#### What is asked:
From the listing below, extract every line in which the word "della" appears.

***** Records provided *****

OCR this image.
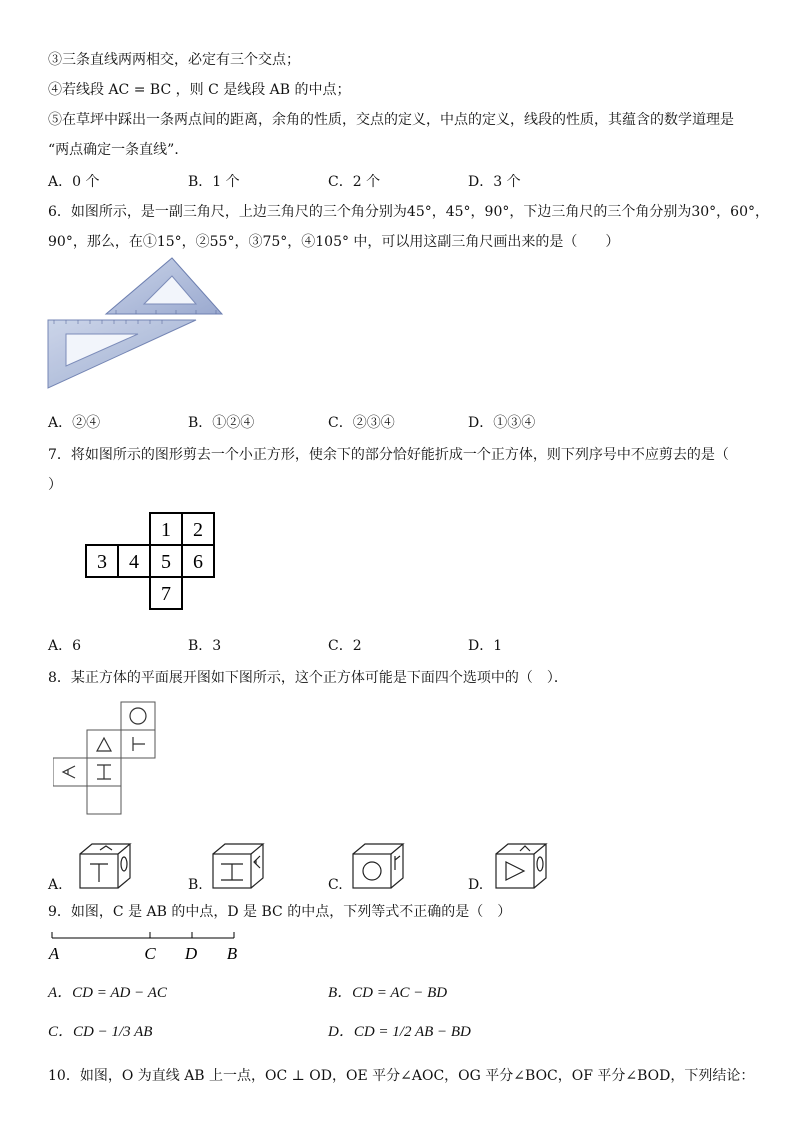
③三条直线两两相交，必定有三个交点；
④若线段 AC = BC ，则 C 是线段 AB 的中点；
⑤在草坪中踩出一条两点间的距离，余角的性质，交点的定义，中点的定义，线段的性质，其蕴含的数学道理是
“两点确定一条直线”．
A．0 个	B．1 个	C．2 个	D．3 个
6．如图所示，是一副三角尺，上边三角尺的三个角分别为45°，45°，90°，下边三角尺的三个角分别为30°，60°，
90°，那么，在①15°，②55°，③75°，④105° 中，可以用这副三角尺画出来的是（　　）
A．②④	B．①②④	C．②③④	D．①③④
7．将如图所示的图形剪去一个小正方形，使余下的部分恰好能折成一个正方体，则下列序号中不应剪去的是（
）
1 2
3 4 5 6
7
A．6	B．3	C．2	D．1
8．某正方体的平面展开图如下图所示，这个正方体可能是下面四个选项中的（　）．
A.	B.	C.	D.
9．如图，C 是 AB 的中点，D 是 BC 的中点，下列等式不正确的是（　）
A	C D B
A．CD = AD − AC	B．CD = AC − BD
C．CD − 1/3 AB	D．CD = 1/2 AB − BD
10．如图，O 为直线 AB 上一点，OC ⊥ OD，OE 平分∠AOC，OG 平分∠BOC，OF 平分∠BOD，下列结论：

*****
***** Records provided *****

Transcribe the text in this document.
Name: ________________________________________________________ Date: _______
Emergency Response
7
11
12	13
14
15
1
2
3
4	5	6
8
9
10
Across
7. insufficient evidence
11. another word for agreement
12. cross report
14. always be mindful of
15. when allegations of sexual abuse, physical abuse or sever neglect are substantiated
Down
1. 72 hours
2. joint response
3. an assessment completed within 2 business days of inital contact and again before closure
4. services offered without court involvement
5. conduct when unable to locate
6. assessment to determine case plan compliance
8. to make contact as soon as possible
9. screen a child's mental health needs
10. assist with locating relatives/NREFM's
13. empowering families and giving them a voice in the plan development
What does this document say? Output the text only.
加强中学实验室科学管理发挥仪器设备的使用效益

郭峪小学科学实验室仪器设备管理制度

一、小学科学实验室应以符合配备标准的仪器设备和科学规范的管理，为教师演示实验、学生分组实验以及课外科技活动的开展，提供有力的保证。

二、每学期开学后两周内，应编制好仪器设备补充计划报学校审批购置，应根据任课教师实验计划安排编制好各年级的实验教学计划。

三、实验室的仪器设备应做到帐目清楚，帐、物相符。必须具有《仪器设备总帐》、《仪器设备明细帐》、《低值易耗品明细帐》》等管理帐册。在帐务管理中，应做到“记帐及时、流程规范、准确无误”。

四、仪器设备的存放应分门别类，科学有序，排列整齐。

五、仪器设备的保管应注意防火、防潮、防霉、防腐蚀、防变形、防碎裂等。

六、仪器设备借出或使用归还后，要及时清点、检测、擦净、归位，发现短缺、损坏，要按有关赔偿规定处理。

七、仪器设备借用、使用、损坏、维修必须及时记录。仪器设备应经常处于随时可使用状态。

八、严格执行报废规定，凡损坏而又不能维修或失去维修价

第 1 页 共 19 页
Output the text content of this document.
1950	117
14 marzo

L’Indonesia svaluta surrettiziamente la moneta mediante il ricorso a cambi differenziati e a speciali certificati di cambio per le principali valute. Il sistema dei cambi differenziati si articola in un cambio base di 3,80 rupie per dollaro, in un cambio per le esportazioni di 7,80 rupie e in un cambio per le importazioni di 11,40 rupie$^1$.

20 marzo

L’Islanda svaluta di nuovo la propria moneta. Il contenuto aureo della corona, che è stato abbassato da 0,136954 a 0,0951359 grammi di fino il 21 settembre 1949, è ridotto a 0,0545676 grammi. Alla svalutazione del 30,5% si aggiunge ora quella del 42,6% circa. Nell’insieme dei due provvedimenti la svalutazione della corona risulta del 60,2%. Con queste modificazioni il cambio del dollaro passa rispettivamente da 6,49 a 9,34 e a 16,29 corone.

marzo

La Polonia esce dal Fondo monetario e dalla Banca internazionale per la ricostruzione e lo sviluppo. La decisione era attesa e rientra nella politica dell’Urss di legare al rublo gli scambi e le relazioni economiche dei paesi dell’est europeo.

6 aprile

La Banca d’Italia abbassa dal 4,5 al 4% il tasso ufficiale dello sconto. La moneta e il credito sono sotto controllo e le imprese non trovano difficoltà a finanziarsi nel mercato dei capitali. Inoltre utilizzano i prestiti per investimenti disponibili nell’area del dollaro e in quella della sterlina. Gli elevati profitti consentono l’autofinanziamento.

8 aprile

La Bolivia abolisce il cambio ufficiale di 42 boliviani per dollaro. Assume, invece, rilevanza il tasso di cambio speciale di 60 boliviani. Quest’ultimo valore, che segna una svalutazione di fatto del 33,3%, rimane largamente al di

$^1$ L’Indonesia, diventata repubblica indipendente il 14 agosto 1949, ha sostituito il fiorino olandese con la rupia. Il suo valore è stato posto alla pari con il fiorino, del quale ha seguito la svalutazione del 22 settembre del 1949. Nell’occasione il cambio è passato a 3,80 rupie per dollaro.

*****

#### Answer in full:
L’Islanda svaluta di nuovo la propria moneta. Il contenuto aureo della corona, che è stato abbassato da 0,136954 a 0,0951359 grammi di fino il 21 settembre 1949, è ridotto a 0,0545676 grammi. Alla svalutazione del 30,5% si aggiunge ora quella del 42,6% circa. Nell’insieme dei due provvedimenti la svalutazione della corona risulta del 60,2%. Con queste modificazioni il cambio del dollaro passa rispettivamente da 6,49 a 9,34 e a 16,29 corone.
La Banca d’Italia abbassa dal 4,5 al 4% il tasso ufficiale dello sconto. La moneta e il credito sono sotto controllo e le imprese non trovano difficoltà a finanziarsi nel mercato dei capitali. Inoltre utilizzano i prestiti per investimenti disponibili nell’area del dollaro e in quella della sterlina. Gli elevati profitti consentono l’autofinanziamento.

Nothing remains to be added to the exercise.